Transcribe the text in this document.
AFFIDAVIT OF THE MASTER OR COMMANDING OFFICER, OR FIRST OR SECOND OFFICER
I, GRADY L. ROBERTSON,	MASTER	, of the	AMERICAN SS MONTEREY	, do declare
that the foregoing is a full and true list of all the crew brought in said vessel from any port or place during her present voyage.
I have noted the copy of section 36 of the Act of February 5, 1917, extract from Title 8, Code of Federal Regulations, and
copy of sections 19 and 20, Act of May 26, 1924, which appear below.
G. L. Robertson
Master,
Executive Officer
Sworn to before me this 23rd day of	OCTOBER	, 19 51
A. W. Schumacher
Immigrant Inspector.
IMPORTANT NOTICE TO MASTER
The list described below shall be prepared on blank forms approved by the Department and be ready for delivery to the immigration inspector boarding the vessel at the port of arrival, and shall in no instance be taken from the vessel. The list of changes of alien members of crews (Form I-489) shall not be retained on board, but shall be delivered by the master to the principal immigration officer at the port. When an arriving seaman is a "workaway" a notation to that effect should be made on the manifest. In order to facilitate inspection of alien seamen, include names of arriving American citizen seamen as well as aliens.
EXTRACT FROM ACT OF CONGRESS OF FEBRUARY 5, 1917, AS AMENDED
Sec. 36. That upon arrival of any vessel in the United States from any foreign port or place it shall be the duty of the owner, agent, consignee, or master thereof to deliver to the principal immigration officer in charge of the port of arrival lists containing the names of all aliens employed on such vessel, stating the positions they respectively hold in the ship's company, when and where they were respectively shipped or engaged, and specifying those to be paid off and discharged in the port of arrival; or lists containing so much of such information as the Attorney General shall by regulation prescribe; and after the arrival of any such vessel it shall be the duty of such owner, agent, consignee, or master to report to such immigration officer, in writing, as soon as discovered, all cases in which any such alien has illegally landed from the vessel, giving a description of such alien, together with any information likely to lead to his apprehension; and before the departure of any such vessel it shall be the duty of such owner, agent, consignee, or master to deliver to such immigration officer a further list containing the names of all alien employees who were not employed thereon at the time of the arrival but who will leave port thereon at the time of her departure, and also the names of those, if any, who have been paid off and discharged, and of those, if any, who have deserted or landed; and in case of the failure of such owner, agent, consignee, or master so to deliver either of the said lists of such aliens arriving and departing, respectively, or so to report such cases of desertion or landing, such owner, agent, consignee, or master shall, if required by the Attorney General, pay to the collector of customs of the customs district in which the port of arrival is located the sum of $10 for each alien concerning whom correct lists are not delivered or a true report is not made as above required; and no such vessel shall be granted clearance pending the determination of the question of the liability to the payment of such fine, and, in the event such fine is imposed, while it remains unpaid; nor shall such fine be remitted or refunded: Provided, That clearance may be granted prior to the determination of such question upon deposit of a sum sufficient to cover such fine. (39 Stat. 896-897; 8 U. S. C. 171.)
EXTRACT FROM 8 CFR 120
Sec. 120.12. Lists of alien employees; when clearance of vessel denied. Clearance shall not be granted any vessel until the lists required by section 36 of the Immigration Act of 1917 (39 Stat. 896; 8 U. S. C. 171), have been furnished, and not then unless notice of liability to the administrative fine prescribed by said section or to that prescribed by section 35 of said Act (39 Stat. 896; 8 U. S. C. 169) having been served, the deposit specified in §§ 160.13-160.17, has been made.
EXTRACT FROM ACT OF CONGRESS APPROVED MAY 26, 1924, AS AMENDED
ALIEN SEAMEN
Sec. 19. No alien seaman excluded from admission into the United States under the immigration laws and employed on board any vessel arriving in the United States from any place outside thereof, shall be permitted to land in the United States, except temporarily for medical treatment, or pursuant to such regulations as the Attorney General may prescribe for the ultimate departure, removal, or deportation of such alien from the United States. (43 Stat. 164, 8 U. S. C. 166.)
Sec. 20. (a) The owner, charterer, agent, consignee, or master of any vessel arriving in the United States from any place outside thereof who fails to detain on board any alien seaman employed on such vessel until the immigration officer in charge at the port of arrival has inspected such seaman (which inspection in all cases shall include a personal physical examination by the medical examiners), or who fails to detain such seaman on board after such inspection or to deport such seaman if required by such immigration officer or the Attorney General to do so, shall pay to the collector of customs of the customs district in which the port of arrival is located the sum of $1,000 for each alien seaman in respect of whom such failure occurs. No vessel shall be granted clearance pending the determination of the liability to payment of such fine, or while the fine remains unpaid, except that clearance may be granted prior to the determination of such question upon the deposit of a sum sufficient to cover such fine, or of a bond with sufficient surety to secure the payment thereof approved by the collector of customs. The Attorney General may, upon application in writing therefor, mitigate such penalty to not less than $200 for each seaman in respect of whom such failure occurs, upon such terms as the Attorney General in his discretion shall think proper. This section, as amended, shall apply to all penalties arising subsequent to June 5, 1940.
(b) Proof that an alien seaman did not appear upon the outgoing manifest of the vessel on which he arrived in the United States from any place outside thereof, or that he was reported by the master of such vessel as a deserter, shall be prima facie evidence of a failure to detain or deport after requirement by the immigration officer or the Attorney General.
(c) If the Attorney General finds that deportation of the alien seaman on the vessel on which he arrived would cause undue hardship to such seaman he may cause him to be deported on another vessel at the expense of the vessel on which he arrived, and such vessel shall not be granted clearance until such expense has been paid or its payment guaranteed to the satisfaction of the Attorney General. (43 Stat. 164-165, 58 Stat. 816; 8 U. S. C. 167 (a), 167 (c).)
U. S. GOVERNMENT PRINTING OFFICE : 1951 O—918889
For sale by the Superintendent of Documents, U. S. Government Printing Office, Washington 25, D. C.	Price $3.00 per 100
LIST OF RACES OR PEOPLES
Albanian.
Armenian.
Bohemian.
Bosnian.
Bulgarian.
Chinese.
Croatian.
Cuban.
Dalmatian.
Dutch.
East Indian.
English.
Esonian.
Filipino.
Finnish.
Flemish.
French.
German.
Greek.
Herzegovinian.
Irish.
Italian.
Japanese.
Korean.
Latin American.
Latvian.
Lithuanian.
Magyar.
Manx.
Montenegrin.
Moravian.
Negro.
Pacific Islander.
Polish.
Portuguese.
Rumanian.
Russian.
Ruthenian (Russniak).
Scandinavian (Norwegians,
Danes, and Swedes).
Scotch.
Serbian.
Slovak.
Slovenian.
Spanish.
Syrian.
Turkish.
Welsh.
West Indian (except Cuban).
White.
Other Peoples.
========
**REQUIRED WORK:**
Only the number is wanted: how many lines of the material above include the word "CONGRESS"?

**TASK OUTPUT:**
2